(Stored records)
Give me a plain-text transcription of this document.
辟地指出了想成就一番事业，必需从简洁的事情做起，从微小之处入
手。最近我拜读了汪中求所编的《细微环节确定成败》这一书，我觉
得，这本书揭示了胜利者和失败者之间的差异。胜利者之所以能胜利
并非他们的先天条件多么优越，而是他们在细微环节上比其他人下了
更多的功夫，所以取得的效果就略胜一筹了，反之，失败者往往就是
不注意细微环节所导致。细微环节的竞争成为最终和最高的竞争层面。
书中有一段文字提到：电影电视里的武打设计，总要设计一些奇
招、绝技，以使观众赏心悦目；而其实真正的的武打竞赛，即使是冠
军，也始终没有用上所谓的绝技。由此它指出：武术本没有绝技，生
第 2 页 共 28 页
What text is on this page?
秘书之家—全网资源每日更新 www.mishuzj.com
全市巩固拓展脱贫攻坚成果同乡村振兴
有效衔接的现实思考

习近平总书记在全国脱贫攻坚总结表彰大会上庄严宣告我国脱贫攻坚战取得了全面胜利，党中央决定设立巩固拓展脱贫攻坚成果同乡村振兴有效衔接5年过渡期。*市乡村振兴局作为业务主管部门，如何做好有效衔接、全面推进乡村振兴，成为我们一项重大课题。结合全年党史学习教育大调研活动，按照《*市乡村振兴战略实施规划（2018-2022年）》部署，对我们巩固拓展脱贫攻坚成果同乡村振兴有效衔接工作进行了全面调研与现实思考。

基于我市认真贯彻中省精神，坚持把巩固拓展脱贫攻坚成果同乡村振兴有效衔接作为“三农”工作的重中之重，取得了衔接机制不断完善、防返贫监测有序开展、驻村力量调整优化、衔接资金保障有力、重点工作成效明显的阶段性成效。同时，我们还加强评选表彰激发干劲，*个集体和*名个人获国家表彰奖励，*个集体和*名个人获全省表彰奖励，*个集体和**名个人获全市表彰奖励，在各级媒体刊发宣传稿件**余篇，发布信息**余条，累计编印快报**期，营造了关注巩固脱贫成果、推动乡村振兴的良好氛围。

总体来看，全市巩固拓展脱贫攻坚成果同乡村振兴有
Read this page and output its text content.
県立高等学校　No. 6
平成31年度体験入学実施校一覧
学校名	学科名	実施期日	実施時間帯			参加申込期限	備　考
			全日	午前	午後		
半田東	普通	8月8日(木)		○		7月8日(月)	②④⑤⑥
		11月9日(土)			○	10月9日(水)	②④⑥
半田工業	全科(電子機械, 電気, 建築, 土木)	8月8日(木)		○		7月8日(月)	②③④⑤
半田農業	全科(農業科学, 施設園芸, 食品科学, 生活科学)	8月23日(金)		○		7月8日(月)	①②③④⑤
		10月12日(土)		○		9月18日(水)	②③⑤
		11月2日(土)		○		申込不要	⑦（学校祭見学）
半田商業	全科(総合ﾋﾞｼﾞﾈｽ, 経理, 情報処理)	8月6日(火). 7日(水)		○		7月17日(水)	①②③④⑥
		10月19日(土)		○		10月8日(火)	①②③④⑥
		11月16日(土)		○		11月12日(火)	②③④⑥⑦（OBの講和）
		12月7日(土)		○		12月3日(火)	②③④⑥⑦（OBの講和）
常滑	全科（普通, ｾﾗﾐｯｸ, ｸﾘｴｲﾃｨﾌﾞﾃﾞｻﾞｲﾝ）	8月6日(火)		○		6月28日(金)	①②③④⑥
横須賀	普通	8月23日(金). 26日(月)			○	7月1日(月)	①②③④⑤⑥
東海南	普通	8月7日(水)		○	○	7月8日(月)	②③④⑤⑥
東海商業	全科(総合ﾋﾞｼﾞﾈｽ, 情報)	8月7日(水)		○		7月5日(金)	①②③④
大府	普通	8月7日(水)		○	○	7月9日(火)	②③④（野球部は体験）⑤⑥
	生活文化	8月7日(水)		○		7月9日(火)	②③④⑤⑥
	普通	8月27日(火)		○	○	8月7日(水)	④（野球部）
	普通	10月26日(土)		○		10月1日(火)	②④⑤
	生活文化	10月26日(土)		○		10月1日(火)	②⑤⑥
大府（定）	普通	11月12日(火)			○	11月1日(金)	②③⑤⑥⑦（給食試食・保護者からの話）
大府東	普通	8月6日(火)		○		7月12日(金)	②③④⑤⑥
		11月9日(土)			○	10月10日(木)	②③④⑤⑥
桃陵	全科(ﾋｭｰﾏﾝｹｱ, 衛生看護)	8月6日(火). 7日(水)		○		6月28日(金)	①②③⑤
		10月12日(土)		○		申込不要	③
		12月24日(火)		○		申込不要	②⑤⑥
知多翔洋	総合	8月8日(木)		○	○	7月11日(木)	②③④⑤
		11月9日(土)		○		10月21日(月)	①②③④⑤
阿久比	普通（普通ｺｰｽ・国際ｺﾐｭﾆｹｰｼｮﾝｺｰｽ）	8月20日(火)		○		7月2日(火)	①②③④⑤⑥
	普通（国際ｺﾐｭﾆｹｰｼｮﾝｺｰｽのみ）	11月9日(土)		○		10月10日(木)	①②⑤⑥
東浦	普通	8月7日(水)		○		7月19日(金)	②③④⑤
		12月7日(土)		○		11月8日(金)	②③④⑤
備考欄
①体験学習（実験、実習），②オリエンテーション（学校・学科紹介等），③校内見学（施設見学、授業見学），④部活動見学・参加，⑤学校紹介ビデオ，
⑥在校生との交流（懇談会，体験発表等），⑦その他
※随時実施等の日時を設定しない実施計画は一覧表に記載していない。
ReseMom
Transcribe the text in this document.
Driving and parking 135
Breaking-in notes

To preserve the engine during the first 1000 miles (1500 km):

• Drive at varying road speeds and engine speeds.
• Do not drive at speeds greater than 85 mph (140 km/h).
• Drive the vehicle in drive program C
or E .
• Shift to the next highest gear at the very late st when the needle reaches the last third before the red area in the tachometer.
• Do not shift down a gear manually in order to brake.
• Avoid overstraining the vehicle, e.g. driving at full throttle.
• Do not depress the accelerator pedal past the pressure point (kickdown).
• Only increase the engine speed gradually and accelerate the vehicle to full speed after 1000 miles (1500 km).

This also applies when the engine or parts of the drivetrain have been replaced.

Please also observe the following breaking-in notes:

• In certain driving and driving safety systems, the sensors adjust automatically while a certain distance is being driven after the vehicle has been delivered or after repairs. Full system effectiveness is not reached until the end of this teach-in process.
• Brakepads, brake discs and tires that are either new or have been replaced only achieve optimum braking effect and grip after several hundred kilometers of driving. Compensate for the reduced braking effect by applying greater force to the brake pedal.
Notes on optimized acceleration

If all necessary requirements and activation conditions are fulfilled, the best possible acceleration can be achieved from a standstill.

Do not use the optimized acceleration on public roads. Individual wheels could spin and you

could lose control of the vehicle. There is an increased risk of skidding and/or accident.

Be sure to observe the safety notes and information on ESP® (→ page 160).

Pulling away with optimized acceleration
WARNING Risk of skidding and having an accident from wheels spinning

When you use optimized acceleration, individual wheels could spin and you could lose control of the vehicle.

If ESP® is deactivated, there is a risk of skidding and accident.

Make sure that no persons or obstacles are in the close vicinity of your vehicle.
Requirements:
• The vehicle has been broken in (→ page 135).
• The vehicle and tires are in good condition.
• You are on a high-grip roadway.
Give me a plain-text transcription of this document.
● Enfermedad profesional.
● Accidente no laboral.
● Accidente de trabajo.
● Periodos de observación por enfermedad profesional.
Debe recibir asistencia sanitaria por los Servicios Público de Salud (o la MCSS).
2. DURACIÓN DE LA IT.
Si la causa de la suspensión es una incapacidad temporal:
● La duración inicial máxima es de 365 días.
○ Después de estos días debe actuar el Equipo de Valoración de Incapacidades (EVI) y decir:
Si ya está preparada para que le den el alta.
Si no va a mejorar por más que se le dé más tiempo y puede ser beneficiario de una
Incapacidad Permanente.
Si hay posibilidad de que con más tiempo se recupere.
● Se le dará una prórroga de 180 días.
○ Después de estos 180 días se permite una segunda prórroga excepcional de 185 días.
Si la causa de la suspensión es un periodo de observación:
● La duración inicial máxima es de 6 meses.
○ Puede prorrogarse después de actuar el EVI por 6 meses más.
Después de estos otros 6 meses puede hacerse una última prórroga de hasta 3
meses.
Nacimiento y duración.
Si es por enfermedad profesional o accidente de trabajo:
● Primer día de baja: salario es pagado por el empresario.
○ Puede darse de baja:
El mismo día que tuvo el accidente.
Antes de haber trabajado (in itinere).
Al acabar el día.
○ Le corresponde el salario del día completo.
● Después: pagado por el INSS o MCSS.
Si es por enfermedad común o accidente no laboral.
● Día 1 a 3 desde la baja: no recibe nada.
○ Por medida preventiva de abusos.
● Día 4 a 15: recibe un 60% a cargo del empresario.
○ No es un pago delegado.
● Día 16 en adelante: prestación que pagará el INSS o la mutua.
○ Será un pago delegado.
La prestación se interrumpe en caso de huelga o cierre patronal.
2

Goal of the exercise: Tally up the lines with the word "optimized" in them, and answer with that number by itself.

The result: 4